* Start Material for the task *

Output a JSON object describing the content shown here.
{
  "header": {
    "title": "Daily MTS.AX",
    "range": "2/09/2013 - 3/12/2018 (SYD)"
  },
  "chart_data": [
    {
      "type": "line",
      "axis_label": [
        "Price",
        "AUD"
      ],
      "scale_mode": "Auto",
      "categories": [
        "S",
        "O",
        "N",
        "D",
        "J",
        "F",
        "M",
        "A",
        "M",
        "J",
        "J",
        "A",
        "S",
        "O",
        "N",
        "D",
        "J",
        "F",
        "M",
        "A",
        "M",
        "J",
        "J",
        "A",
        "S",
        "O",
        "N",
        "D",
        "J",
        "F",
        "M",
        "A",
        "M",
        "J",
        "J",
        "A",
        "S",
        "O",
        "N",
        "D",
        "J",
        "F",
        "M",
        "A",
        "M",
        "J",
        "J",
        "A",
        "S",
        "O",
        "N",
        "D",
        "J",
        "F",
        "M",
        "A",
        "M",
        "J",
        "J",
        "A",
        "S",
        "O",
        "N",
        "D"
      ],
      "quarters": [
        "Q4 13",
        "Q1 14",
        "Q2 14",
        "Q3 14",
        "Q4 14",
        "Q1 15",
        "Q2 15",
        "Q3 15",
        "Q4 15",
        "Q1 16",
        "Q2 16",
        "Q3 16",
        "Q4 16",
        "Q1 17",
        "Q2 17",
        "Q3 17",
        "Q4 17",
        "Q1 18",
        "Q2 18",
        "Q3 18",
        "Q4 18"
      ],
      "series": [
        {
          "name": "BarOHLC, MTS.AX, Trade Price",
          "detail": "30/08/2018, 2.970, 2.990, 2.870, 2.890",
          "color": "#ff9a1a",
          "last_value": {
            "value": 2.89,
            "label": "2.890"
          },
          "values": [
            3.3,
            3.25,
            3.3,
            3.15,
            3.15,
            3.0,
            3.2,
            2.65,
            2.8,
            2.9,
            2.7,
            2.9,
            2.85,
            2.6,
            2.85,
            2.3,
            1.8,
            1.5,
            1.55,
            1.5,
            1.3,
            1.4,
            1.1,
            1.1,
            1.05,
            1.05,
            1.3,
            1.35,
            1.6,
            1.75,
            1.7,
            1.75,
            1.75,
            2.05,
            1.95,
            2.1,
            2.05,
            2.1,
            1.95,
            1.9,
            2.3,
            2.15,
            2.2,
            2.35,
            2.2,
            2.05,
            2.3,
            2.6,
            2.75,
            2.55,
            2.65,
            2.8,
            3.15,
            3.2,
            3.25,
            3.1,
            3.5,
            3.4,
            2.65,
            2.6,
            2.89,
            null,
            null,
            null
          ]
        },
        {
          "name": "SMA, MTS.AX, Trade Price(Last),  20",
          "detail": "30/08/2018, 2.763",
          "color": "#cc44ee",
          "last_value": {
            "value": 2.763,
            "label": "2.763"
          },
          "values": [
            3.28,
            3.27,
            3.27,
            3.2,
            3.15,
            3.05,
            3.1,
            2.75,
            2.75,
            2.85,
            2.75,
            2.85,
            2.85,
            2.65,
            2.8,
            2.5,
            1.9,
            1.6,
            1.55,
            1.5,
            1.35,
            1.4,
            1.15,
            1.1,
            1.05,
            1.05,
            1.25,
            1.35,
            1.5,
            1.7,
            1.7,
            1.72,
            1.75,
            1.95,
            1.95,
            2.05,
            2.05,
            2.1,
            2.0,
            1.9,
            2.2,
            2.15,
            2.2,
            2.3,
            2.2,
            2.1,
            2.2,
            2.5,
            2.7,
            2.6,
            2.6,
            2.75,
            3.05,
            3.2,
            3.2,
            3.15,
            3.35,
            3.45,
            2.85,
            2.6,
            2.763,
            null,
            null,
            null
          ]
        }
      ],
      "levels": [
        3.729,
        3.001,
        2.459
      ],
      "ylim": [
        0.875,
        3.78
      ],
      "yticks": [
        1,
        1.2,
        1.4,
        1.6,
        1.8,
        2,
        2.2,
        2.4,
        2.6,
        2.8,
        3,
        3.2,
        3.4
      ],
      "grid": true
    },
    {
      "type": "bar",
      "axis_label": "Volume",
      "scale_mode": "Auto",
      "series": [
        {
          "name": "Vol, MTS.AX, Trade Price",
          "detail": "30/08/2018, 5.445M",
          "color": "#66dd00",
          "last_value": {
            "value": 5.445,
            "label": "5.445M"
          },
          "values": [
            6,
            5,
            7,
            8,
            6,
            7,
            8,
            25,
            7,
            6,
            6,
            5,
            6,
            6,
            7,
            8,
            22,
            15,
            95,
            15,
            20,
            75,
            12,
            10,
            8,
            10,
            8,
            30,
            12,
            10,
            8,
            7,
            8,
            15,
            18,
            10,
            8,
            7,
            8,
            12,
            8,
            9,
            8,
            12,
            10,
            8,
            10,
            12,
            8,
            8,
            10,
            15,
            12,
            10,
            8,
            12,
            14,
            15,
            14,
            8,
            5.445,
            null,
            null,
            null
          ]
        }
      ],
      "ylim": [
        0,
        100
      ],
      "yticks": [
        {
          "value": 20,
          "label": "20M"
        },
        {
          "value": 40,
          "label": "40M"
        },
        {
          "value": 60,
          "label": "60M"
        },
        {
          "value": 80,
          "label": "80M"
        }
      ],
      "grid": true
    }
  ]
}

* End Material for the task *

### Requirement
The listing above must be transcribed exactly, line by line.

### Answer to the exercise
Output a JSON object describing the content shown here.
{
  "header": {
    "title": "Daily MTS.AX",
    "range": "2/09/2013 - 3/12/2018 (SYD)"
  },
  "chart_data": [
    {
      "type": "line",
      "axis_label": [
        "Price",
        "AUD"
      ],
      "scale_mode": "Auto",
      "categories": [
        "S",
        "O",
        "N",
        "D",
        "J",
        "F",
        "M",
        "A",
        "M",
        "J",
        "J",
        "A",
        "S",
        "O",
        "N",
        "D",
        "J",
        "F",
        "M",
        "A",
        "M",
        "J",
        "J",
        "A",
        "S",
        "O",
        "N",
        "D",
        "J",
        "F",
        "M",
        "A",
        "M",
        "J",
        "J",
        "A",
        "S",
        "O",
        "N",
        "D",
        "J",
        "F",
        "M",
        "A",
        "M",
        "J",
        "J",
        "A",
        "S",
        "O",
        "N",
        "D",
        "J",
        "F",
        "M",
        "A",
        "M",
        "J",
        "J",
        "A",
        "S",
        "O",
        "N",
        "D"
      ],
      "quarters": [
        "Q4 13",
        "Q1 14",
        "Q2 14",
        "Q3 14",
        "Q4 14",
        "Q1 15",
        "Q2 15",
        "Q3 15",
        "Q4 15",
        "Q1 16",
        "Q2 16",
        "Q3 16",
        "Q4 16",
        "Q1 17",
        "Q2 17",
        "Q3 17",
        "Q4 17",
        "Q1 18",
        "Q2 18",
        "Q3 18",
        "Q4 18"
      ],
      "series": [
        {
          "name": "BarOHLC, MTS.AX, Trade Price",
          "detail": "30/08/2018, 2.970, 2.990, 2.870, 2.890",
          "color": "#ff9a1a",
          "last_value": {
            "value": 2.89,
            "label": "2.890"
          },
          "values": [
            3.3,
            3.25,
            3.3,
            3.15,
            3.15,
            3.0,
            3.2,
            2.65,
            2.8,
            2.9,
            2.7,
            2.9,
            2.85,
            2.6,
            2.85,
            2.3,
            1.8,
            1.5,
            1.55,
            1.5,
            1.3,
            1.4,
            1.1,
            1.1,
            1.05,
            1.05,
            1.3,
            1.35,
            1.6,
            1.75,
            1.7,
            1.75,
            1.75,
            2.05,
            1.95,
            2.1,
            2.05,
            2.1,
            1.95,
            1.9,
            2.3,
            2.15,
            2.2,
            2.35,
            2.2,
            2.05,
            2.3,
            2.6,
            2.75,
            2.55,
            2.65,
            2.8,
            3.15,
            3.2,
            3.25,
            3.1,
            3.5,
            3.4,
            2.65,
            2.6,
            2.89,
            null,
            null,
            null
          ]
        },
        {
          "name": "SMA, MTS.AX, Trade Price(Last),  20",
          "detail": "30/08/2018, 2.763",
          "color": "#cc44ee",
          "last_value": {
            "value": 2.763,
            "label": "2.763"
          },
          "values": [
            3.28,
            3.27,
            3.27,
            3.2,
            3.15,
            3.05,
            3.1,
            2.75,
            2.75,
            2.85,
            2.75,
            2.85,
            2.85,
            2.65,
            2.8,
            2.5,
            1.9,
            1.6,
            1.55,
            1.5,
            1.35,
            1.4,
            1.15,
            1.1,
            1.05,
            1.05,
            1.25,
            1.35,
            1.5,
            1.7,
            1.7,
            1.72,
            1.75,
            1.95,
            1.95,
            2.05,
            2.05,
            2.1,
            2.0,
            1.9,
            2.2,
            2.15,
            2.2,
            2.3,
            2.2,
            2.1,
            2.2,
            2.5,
            2.7,
            2.6,
            2.6,
            2.75,
            3.05,
            3.2,
            3.2,
            3.15,
            3.35,
            3.45,
            2.85,
            2.6,
            2.763,
            null,
            null,
            null
          ]
        }
      ],
      "levels": [
        3.729,
        3.001,
        2.459
      ],
      "ylim": [
        0.875,
        3.78
      ],
      "yticks": [
        1,
        1.2,
        1.4,
        1.6,
        1.8,
        2,
        2.2,
        2.4,
        2.6,
        2.8,
        3,
        3.2,
        3.4
      ],
      "grid": true
    },
    {
      "type": "bar",
      "axis_label": "Volume",
      "scale_mode": "Auto",
      "series": [
        {
          "name": "Vol, MTS.AX, Trade Price",
          "detail": "30/08/2018, 5.445M",
          "color": "#66dd00",
          "last_value": {
            "value": 5.445,
            "label": "5.445M"
          },
          "values": [
            6,
            5,
            7,
            8,
            6,
            7,
            8,
            25,
            7,
            6,
            6,
            5,
            6,
            6,
            7,
            8,
            22,
            15,
            95,
            15,
            20,
            75,
            12,
            10,
            8,
            10,
            8,
            30,
            12,
            10,
            8,
            7,
            8,
            15,
            18,
            10,
            8,
            7,
            8,
            12,
            8,
            9,
            8,
            12,
            10,
            8,
            10,
            12,
            8,
            8,
            10,
            15,
            12,
            10,
            8,
            12,
            14,
            15,
            14,
            8,
            5.445,
            null,
            null,
            null
          ]
        }
      ],
      "ylim": [
        0,
        100
      ],
      "yticks": [
        {
          "value": 20,
          "label": "20M"
        },
        {
          "value": 40,
          "label": "40M"
        },
        {
          "value": 60,
          "label": "60M"
        },
        {
          "value": 80,
          "label": "80M"
        }
      ],
      "grid": true
    }
  ]
}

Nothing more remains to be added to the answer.